→ **Passage provided**:
-------------------------

However, __key_link_begin() passes a NULL object to assoc_array_insert() with
the intention of supplying the correct pointer later before we commit the
change. This means that keyring_diff_objects() is given a NULL pointer as one
of its arguments which it does not expect. This results in an oops like the
attached.
With the previous patch to fix the keyring hash function, this can be forced
much more easily by creating a keyring and only adding keyrings to it. Add any
other sort of key and a different insertion path is taken - all 16+1 objects
must want to cluster in the same node slot.
This can be tested by:
r=`keyctl newring sandbox @s`
for ((i=0; i<=16; i++)); do keyctl newring ring$i $r; done
This should work fine, but oopses when the 17th keyring is added.
Since ops->diff_objects() is always called with the first pointer pointing to
the object to be inserted (ie. the NULL pointer), we can fix the problem by
changing the to-be-inserted object pointer to point to the index key passed
into assoc_array_insert() instead.

-------------------------

→ **Data records**:
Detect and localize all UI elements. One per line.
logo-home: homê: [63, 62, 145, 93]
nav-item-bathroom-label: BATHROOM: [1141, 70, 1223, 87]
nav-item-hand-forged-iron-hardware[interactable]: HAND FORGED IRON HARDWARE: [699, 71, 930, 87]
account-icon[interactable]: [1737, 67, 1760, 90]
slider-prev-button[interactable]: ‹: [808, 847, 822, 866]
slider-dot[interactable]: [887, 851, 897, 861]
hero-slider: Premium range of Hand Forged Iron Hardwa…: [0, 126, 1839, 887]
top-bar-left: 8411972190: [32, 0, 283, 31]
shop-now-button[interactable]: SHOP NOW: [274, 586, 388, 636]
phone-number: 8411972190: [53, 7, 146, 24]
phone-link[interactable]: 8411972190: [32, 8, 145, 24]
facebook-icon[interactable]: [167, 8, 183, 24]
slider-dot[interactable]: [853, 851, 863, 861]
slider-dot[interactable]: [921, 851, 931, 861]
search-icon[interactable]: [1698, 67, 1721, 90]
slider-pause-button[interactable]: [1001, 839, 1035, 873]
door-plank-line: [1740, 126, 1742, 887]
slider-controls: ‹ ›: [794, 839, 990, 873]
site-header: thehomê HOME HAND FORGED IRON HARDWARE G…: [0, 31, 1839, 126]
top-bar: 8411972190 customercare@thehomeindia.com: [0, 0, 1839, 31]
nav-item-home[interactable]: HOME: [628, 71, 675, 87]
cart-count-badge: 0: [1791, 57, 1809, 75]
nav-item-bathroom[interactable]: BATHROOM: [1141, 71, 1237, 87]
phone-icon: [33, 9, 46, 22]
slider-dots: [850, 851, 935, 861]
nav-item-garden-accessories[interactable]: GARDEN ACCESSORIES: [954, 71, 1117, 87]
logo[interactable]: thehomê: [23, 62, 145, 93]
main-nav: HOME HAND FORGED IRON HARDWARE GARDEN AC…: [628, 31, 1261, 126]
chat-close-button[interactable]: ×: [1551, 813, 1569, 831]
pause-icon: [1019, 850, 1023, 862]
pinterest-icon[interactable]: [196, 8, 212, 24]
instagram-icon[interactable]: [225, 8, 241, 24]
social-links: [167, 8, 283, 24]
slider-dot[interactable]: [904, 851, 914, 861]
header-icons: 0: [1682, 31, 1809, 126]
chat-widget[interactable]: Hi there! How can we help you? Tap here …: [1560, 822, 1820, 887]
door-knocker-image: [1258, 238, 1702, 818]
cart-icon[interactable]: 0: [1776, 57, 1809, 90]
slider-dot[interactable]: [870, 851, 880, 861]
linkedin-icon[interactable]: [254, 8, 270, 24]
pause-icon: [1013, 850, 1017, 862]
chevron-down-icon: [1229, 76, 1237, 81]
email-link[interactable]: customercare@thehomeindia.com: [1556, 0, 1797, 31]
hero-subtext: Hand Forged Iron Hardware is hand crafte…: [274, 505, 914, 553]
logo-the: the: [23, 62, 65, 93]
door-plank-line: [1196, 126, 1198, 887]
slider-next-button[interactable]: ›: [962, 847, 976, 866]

-------------------------

→ **Work to complete**:
A. Copy the records word for word, starting at their first line and ending after the line that contains "nav-item-hand-forged-iron-hardware[interactable]: HAND FORGED".
B. Pick up the passage about the keyring insertion oops after its last sentence and write the next part.

→ **Task-by-task answers**:
A.
Detect and localize all UI elements. One per line.
logo-home: homê: [63, 62, 145, 93]
nav-item-bathroom-label: BATHROOM: [1141, 70, 1223, 87]
nav-item-hand-forged-iron-hardware[interactable]: HAND FORGED IRON HARDWARE: [699, 71, 930, 87]

B.
Whilst we're at it, we also switch the arguments so that they are the same as
for ->compare_object().
BUG: unable to handle kernel NULL pointer dereference at 0000000000000088
IP: [<ffffffff81191ee4>] hash_key_type_and_desc+0x18/0xb0
...
RIP: 0010:[<ffffffff81191ee4>] hash_key_type_and_desc+0x18/0xb0
...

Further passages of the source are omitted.